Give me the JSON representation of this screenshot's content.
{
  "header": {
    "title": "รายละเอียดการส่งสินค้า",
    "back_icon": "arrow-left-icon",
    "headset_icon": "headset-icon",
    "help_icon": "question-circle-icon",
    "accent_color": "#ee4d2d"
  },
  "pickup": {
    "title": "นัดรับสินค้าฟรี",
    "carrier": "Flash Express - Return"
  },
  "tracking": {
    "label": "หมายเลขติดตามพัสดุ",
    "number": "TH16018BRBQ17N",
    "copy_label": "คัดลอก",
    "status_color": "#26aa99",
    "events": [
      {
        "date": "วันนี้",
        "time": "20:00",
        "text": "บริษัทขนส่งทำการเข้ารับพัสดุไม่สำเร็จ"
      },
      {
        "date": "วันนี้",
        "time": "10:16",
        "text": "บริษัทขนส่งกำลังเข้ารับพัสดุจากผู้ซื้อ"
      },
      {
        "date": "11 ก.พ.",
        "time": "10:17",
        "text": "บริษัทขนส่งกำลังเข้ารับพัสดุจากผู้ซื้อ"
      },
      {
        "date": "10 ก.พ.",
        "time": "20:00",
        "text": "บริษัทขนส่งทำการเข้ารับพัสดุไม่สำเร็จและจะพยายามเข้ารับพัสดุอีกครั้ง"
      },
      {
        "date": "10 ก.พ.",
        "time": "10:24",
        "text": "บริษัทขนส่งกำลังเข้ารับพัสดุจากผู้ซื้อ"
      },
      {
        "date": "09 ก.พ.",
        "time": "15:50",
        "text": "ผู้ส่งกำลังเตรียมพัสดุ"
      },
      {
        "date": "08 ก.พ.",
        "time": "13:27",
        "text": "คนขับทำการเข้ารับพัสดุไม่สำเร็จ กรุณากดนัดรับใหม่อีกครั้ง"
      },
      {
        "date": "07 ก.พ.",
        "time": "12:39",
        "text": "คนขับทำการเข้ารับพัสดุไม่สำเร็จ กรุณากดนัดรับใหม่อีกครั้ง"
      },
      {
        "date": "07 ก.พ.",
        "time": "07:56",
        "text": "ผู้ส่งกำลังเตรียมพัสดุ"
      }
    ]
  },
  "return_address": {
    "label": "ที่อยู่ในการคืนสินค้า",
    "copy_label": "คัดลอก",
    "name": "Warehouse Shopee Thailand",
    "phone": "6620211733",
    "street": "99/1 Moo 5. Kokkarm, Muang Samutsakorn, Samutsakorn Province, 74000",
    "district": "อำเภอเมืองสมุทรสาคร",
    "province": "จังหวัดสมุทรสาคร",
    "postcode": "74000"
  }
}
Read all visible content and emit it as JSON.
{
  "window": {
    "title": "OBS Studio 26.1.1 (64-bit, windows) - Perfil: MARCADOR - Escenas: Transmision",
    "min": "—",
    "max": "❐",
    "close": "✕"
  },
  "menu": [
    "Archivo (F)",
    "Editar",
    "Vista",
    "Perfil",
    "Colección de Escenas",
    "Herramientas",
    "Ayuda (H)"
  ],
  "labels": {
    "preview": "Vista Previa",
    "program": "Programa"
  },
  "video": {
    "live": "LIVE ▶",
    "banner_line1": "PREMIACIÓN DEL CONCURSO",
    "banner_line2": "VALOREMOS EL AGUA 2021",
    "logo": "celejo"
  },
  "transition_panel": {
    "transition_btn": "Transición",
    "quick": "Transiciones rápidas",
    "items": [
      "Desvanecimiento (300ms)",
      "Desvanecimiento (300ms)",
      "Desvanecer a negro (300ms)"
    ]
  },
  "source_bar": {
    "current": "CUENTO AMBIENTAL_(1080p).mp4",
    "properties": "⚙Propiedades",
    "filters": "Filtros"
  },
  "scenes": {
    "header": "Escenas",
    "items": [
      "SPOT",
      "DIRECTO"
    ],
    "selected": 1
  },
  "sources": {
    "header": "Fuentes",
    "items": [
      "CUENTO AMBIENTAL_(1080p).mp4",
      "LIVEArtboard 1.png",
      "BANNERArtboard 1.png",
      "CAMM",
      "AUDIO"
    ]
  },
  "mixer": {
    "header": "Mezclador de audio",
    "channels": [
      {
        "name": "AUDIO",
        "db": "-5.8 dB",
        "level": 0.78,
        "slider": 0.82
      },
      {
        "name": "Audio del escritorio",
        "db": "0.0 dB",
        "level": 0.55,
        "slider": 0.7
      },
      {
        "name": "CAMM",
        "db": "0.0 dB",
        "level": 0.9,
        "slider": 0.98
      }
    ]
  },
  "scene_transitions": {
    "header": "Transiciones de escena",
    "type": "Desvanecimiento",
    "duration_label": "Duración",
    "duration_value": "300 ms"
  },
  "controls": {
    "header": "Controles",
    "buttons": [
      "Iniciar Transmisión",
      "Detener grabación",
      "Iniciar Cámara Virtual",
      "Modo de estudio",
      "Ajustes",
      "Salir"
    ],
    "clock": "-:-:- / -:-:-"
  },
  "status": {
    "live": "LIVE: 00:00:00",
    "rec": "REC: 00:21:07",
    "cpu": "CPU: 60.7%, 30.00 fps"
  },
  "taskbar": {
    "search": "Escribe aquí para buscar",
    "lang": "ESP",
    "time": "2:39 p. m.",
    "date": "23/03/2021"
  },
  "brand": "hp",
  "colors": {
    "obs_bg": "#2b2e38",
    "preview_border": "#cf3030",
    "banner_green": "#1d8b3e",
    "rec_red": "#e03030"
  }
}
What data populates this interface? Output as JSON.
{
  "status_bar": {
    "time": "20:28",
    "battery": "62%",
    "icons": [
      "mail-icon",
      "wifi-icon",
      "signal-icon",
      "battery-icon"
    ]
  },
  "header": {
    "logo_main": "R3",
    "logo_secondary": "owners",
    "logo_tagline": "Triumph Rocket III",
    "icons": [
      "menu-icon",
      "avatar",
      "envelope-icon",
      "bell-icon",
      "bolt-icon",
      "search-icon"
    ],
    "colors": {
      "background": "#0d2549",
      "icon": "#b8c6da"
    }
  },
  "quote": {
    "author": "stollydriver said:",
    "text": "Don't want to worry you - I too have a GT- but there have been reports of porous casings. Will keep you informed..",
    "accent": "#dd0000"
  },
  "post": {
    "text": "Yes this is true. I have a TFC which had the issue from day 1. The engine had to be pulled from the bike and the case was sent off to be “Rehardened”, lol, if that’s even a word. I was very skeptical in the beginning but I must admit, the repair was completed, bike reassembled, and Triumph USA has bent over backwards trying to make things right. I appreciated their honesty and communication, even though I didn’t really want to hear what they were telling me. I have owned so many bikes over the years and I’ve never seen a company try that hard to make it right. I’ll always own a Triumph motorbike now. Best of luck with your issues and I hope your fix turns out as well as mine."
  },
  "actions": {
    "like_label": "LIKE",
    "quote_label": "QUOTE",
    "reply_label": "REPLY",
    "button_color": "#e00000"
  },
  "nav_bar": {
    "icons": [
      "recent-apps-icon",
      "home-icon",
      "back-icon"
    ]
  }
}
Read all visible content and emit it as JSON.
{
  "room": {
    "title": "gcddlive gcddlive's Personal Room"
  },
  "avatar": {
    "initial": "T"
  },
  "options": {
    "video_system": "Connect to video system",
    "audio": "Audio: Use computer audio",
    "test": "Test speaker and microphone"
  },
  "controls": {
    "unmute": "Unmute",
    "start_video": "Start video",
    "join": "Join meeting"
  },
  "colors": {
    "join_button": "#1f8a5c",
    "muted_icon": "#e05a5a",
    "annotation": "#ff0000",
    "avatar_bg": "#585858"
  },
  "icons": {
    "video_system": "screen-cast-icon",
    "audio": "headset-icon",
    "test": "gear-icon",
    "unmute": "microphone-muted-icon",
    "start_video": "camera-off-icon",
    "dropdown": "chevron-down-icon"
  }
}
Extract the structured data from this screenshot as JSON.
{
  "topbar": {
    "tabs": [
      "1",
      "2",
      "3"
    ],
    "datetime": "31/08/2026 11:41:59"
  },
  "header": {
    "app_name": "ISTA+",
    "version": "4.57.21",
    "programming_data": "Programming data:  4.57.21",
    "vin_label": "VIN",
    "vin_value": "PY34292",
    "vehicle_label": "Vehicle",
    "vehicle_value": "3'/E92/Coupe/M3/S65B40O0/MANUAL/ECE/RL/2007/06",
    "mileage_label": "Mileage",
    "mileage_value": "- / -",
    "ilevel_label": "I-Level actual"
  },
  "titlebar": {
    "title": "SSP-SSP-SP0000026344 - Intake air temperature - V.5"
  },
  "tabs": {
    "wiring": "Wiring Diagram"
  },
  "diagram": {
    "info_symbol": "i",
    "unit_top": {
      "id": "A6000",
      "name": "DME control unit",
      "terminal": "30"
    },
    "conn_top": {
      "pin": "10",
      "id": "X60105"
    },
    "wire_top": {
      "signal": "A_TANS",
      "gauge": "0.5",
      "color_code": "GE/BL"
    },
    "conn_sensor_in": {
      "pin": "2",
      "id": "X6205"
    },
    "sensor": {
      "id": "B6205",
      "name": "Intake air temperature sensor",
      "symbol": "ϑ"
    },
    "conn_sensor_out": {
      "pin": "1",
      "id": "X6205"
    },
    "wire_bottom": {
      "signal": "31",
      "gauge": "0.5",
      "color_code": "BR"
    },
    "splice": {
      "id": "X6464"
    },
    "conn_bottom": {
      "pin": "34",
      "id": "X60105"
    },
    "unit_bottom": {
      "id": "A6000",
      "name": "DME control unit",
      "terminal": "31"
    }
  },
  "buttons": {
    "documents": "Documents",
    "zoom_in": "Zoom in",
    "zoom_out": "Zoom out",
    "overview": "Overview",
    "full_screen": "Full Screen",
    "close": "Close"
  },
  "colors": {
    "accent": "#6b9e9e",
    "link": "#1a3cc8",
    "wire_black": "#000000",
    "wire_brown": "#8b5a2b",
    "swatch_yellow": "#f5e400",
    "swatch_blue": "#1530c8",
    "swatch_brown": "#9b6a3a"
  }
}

### Your task
Review the preceding data and report every line that includes the string "CUENTO".

### Answer for the task
    "current": "CUENTO AMBIENTAL_(1080p).mp4",
      "CUENTO AMBIENTAL_(1080p).mp4",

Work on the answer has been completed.